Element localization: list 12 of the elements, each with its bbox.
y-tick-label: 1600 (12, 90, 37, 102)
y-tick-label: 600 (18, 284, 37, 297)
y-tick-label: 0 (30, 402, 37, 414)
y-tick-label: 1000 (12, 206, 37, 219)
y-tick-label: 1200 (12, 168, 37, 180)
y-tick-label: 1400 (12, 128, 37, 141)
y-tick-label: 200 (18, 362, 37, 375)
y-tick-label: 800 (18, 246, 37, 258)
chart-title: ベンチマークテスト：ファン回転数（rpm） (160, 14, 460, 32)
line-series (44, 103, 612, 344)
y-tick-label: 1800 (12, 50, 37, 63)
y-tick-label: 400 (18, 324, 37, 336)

■ ■ ■

_Exercise instructions_: Rewrite the stretch from the start of the material through the line containing "line-series (44, 103, 612, 344)", putting "plot-title" in place of "chart-title" and leaving everything else unchanged.

_Task output_:
Element localization: list 12 of the elements, each with its bbox.
y-tick-label: 1600 (12, 90, 37, 102)
y-tick-label: 600 (18, 284, 37, 297)
y-tick-label: 0 (30, 402, 37, 414)
y-tick-label: 1000 (12, 206, 37, 219)
y-tick-label: 1200 (12, 168, 37, 180)
y-tick-label: 1400 (12, 128, 37, 141)
y-tick-label: 200 (18, 362, 37, 375)
y-tick-label: 800 (18, 246, 37, 258)
plot-title: ベンチマークテスト：ファン回転数（rpm） (160, 14, 460, 32)
line-series (44, 103, 612, 344)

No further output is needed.